**Exercise brief**
Transcribe, character for character, the lines below, starting at the line containing "piece-white-pawn: ♟♙: [280, 260, 320, 300]" and ending at the line containing "square-d8[interactable]: [120, 20, 160, 60]", with both of those lines included.

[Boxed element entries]

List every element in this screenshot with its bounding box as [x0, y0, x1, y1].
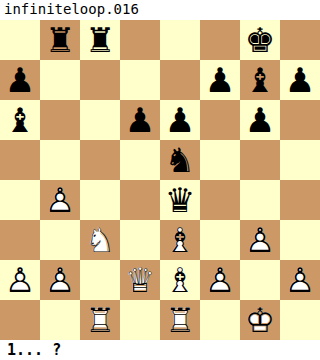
piece-white-pawn: ♟♙: [280, 260, 320, 300]
piece-white-king: ♚♔: [240, 300, 280, 340]
piece-black-pawn: ♟: [240, 100, 280, 140]
piece-outline-layer: ♙: [40, 260, 80, 300]
square-a1[interactable]: [0, 300, 40, 340]
square-e3[interactable]: ♝♗: [160, 220, 200, 260]
move-prompt: 1... ?: [0, 340, 320, 360]
piece-black-rook: ♜: [40, 20, 80, 60]
square-a4[interactable]: [0, 180, 40, 220]
square-c7[interactable]: [80, 60, 120, 100]
square-f4[interactable]: [200, 180, 240, 220]
square-e6[interactable]: ♟: [160, 100, 200, 140]
piece-outline-layer: ♙: [280, 260, 320, 300]
square-c1[interactable]: ♜♖: [80, 300, 120, 340]
square-a3[interactable]: [0, 220, 40, 260]
square-a7[interactable]: ♟: [0, 60, 40, 100]
chess-board: ♜♜♚♟♟♝♟♝♟♟♟♞♟♙♛♞♘♝♗♟♙♟♙♟♙♛♕♝♗♟♙♟♙♜♖♜♖♚♔: [0, 20, 320, 340]
square-e5[interactable]: ♞: [160, 140, 200, 180]
square-c2[interactable]: [80, 260, 120, 300]
square-h7[interactable]: ♟: [280, 60, 320, 100]
square-e1[interactable]: ♜♖: [160, 300, 200, 340]
square-g7[interactable]: ♝: [240, 60, 280, 100]
piece-white-rook: ♜♖: [80, 300, 120, 340]
square-d6[interactable]: ♟: [120, 100, 160, 140]
piece-white-pawn: ♟♙: [40, 260, 80, 300]
piece-outline-layer: ♗: [160, 260, 200, 300]
square-e8[interactable]: [160, 20, 200, 60]
square-b8[interactable]: ♜: [40, 20, 80, 60]
piece-black-king: ♚: [240, 20, 280, 60]
square-b4[interactable]: ♟♙: [40, 180, 80, 220]
square-a6[interactable]: ♝: [0, 100, 40, 140]
square-g3[interactable]: ♟♙: [240, 220, 280, 260]
square-h8[interactable]: [280, 20, 320, 60]
square-d2[interactable]: ♛♕: [120, 260, 160, 300]
square-h5[interactable]: [280, 140, 320, 180]
square-h1[interactable]: [280, 300, 320, 340]
piece-black-pawn: ♟: [120, 100, 160, 140]
piece-outline-layer: ♗: [160, 220, 200, 260]
square-f8[interactable]: [200, 20, 240, 60]
square-e7[interactable]: [160, 60, 200, 100]
piece-outline-layer: ♔: [240, 300, 280, 340]
piece-white-queen: ♛♕: [120, 260, 160, 300]
square-c3[interactable]: ♞♘: [80, 220, 120, 260]
square-g6[interactable]: ♟: [240, 100, 280, 140]
square-d1[interactable]: [120, 300, 160, 340]
square-c6[interactable]: [80, 100, 120, 140]
square-g1[interactable]: ♚♔: [240, 300, 280, 340]
piece-outline-layer: ♙: [40, 180, 80, 220]
square-c5[interactable]: [80, 140, 120, 180]
square-d7[interactable]: [120, 60, 160, 100]
square-d8[interactable]: [120, 20, 160, 60]
square-g2[interactable]: [240, 260, 280, 300]
square-b5[interactable]: [40, 140, 80, 180]
piece-black-queen: ♛: [160, 180, 200, 220]
piece-white-bishop: ♝♗: [160, 260, 200, 300]
square-c4[interactable]: [80, 180, 120, 220]
piece-black-pawn: ♟: [160, 100, 200, 140]
piece-white-pawn: ♟♙: [40, 180, 80, 220]
piece-white-pawn: ♟♙: [0, 260, 40, 300]
square-g4[interactable]: [240, 180, 280, 220]
piece-black-pawn: ♟: [280, 60, 320, 100]
square-h6[interactable]: [280, 100, 320, 140]
piece-black-pawn: ♟: [0, 60, 40, 100]
piece-black-pawn: ♟: [200, 60, 240, 100]
piece-outline-layer: ♙: [0, 260, 40, 300]
piece-white-rook: ♜♖: [160, 300, 200, 340]
piece-black-knight: ♞: [160, 140, 200, 180]
square-a8[interactable]: [0, 20, 40, 60]
piece-outline-layer: ♙: [240, 220, 280, 260]
square-g8[interactable]: ♚: [240, 20, 280, 60]
square-f3[interactable]: [200, 220, 240, 260]
square-h2[interactable]: ♟♙: [280, 260, 320, 300]
square-g5[interactable]: [240, 140, 280, 180]
square-d4[interactable]: [120, 180, 160, 220]
square-c8[interactable]: ♜: [80, 20, 120, 60]
square-h3[interactable]: [280, 220, 320, 260]
square-b2[interactable]: ♟♙: [40, 260, 80, 300]
square-e2[interactable]: ♝♗: [160, 260, 200, 300]
square-d5[interactable]: [120, 140, 160, 180]
square-b6[interactable]: [40, 100, 80, 140]
piece-black-bishop: ♝: [0, 100, 40, 140]
window-title: infiniteloop.016: [0, 0, 320, 20]
piece-outline-layer: ♖: [80, 300, 120, 340]
square-a2[interactable]: ♟♙: [0, 260, 40, 300]
piece-outline-layer: ♕: [120, 260, 160, 300]
piece-black-rook: ♜: [80, 20, 120, 60]
square-e4[interactable]: ♛: [160, 180, 200, 220]
square-a5[interactable]: [0, 140, 40, 180]
square-b3[interactable]: [40, 220, 80, 260]
square-f5[interactable]: [200, 140, 240, 180]
piece-white-pawn: ♟♙: [240, 220, 280, 260]
square-b7[interactable]: [40, 60, 80, 100]
piece-white-pawn: ♟♙: [200, 260, 240, 300]
square-f1[interactable]: [200, 300, 240, 340]
piece-white-knight: ♞♘: [80, 220, 120, 260]
piece-white-bishop: ♝♗: [160, 220, 200, 260]
square-h4[interactable]: [280, 180, 320, 220]
square-f7[interactable]: ♟: [200, 60, 240, 100]
piece-black-bishop: ♝: [240, 60, 280, 100]
square-b1[interactable]: [40, 300, 80, 340]
piece-outline-layer: ♙: [200, 260, 240, 300]
piece-outline-layer: ♘: [80, 220, 120, 260]
square-f6[interactable]: [200, 100, 240, 140]
square-d3[interactable]: [120, 220, 160, 260]
piece-outline-layer: ♖: [160, 300, 200, 340]
chess-app-window: infiniteloop.016 ♜♜♚♟♟♝♟♝♟♟♟♞♟♙♛♞♘♝♗♟♙♟♙…: [0, 0, 320, 360]
square-f2[interactable]: ♟♙: [200, 260, 240, 300]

**Answer**
piece-white-pawn: ♟♙: [280, 260, 320, 300]
piece-white-king: ♚♔: [240, 300, 280, 340]
piece-black-pawn: ♟: [240, 100, 280, 140]
piece-outline-layer: ♙: [40, 260, 80, 300]
square-a1[interactable]: [0, 300, 40, 340]
square-e3[interactable]: ♝♗: [160, 220, 200, 260]
move-prompt: 1... ?: [0, 340, 320, 360]
piece-black-rook: ♜: [40, 20, 80, 60]
square-a4[interactable]: [0, 180, 40, 220]
square-c7[interactable]: [80, 60, 120, 100]
square-f4[interactable]: [200, 180, 240, 220]
square-e6[interactable]: ♟: [160, 100, 200, 140]
piece-outline-layer: ♙: [280, 260, 320, 300]
square-c1[interactable]: ♜♖: [80, 300, 120, 340]
square-a3[interactable]: [0, 220, 40, 260]
square-a7[interactable]: ♟: [0, 60, 40, 100]
chess-board: ♜♜♚♟♟♝♟♝♟♟♟♞♟♙♛♞♘♝♗♟♙♟♙♟♙♛♕♝♗♟♙♟♙♜♖♜♖♚♔: [0, 20, 320, 340]
square-e5[interactable]: ♞: [160, 140, 200, 180]
square-c2[interactable]: [80, 260, 120, 300]
square-h7[interactable]: ♟: [280, 60, 320, 100]
square-e1[interactable]: ♜♖: [160, 300, 200, 340]
square-g7[interactable]: ♝: [240, 60, 280, 100]
piece-white-rook: ♜♖: [80, 300, 120, 340]
square-d6[interactable]: ♟: [120, 100, 160, 140]
piece-white-pawn: ♟♙: [40, 260, 80, 300]
piece-outline-layer: ♗: [160, 260, 200, 300]
square-e8[interactable]: [160, 20, 200, 60]
square-b8[interactable]: ♜: [40, 20, 80, 60]
piece-black-king: ♚: [240, 20, 280, 60]
square-b4[interactable]: ♟♙: [40, 180, 80, 220]
square-a6[interactable]: ♝: [0, 100, 40, 140]
square-g3[interactable]: ♟♙: [240, 220, 280, 260]
square-h8[interactable]: [280, 20, 320, 60]
square-d2[interactable]: ♛♕: [120, 260, 160, 300]
square-h5[interactable]: [280, 140, 320, 180]
square-h1[interactable]: [280, 300, 320, 340]
piece-black-pawn: ♟: [120, 100, 160, 140]
piece-outline-layer: ♗: [160, 220, 200, 260]
square-f8[interactable]: [200, 20, 240, 60]
square-e7[interactable]: [160, 60, 200, 100]
piece-outline-layer: ♔: [240, 300, 280, 340]
piece-white-queen: ♛♕: [120, 260, 160, 300]
square-c3[interactable]: ♞♘: [80, 220, 120, 260]
square-g6[interactable]: ♟: [240, 100, 280, 140]
square-d1[interactable]: [120, 300, 160, 340]
square-c6[interactable]: [80, 100, 120, 140]
square-g1[interactable]: ♚♔: [240, 300, 280, 340]
piece-outline-layer: ♙: [40, 180, 80, 220]
square-c5[interactable]: [80, 140, 120, 180]
square-d7[interactable]: [120, 60, 160, 100]
square-d8[interactable]: [120, 20, 160, 60]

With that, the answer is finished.